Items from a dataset

--------------------------------

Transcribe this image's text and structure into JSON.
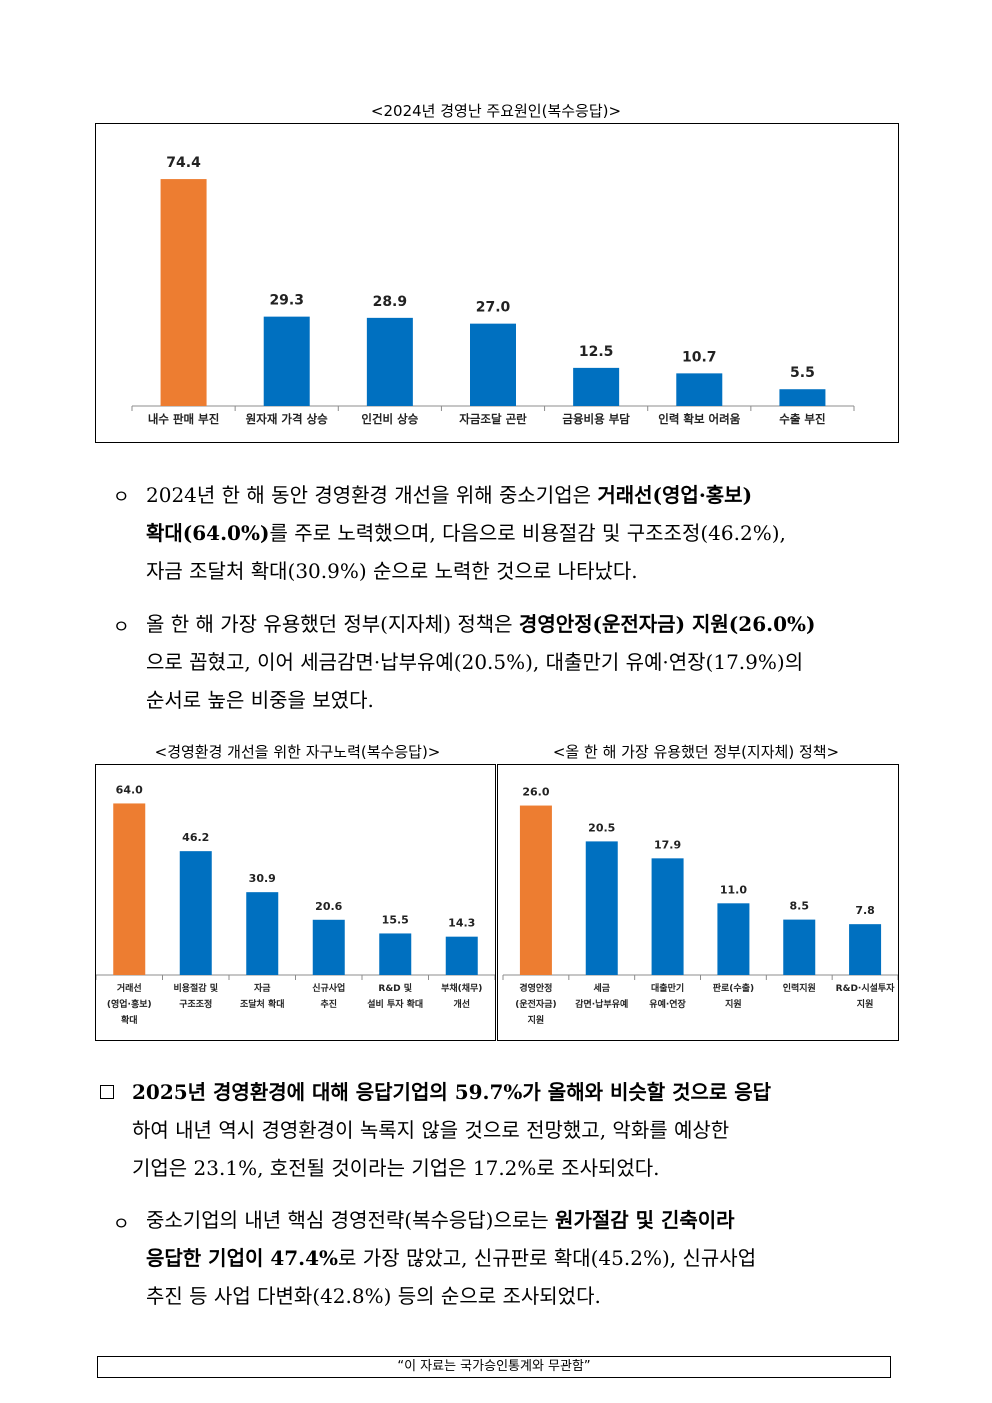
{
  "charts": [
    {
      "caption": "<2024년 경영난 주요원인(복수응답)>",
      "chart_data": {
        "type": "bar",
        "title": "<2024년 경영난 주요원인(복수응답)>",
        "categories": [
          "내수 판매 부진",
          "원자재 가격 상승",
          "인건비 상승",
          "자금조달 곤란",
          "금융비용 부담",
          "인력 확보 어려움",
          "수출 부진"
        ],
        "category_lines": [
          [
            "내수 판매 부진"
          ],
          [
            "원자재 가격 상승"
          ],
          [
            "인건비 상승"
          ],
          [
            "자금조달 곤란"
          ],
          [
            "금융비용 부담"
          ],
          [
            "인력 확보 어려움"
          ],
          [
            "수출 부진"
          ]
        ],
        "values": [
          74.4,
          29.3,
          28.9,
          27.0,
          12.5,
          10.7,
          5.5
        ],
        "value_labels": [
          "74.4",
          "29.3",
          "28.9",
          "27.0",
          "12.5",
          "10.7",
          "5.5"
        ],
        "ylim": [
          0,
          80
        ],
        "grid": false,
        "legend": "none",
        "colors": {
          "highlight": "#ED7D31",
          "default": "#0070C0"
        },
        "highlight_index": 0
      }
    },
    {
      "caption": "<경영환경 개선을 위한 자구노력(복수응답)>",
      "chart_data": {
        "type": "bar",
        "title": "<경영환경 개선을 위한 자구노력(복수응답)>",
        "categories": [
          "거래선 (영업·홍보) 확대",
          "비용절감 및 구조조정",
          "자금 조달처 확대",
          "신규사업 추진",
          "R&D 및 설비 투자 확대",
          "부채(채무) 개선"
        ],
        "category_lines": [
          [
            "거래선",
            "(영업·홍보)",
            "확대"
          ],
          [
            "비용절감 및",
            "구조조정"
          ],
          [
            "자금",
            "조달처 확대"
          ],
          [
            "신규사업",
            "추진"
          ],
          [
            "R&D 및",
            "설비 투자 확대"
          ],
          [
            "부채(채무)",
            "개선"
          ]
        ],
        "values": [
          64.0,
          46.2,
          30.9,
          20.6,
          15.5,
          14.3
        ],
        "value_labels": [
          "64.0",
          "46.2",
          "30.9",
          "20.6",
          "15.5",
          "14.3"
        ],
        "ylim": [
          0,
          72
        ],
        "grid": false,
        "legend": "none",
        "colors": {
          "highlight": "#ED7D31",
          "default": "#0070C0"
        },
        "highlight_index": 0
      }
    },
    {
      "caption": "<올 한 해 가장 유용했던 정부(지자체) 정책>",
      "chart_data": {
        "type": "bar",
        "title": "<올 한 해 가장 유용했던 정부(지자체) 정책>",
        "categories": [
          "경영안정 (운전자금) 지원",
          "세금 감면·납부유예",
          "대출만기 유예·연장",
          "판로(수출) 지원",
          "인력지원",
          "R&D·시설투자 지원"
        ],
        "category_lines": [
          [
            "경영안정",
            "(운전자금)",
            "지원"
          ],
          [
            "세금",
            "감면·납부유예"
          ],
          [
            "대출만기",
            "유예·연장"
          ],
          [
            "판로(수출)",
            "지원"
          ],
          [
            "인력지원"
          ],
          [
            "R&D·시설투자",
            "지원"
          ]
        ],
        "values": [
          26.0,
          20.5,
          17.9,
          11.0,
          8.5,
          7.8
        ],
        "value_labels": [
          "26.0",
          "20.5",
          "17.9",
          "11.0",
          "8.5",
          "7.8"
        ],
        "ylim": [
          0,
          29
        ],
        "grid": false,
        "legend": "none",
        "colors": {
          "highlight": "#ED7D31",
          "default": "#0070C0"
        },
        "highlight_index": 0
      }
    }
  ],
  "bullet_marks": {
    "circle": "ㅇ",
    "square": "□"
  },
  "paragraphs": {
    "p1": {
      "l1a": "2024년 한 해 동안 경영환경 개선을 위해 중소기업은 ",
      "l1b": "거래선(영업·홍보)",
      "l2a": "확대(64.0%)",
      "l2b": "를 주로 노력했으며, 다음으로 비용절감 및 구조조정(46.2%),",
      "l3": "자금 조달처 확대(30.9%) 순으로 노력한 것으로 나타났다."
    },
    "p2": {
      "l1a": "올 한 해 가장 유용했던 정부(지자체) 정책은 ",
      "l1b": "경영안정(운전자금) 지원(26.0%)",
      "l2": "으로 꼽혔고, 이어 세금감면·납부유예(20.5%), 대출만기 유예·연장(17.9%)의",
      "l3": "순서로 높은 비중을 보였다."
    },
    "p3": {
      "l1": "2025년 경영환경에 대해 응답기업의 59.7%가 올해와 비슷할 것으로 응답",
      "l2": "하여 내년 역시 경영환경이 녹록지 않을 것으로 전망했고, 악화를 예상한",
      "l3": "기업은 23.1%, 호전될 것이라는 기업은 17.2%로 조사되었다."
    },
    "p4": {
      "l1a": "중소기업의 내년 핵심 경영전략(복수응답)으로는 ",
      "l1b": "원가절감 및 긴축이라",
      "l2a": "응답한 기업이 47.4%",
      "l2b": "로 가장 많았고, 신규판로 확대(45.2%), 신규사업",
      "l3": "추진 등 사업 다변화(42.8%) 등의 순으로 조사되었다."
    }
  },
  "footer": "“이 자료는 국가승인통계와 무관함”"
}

--------------------------------

▶ Exercise aim: In the entries above, find each line with the word "복수응답" and copy it.

▶ Answer in full:
      "caption": "<2024년 경영난 주요원인(복수응답)>",
        "title": "<2024년 경영난 주요원인(복수응답)>",
      "caption": "<경영환경 개선을 위한 자구노력(복수응답)>",
        "title": "<경영환경 개선을 위한 자구노력(복수응답)>",
      "l1a": "중소기업의 내년 핵심 경영전략(복수응답)으로는 ",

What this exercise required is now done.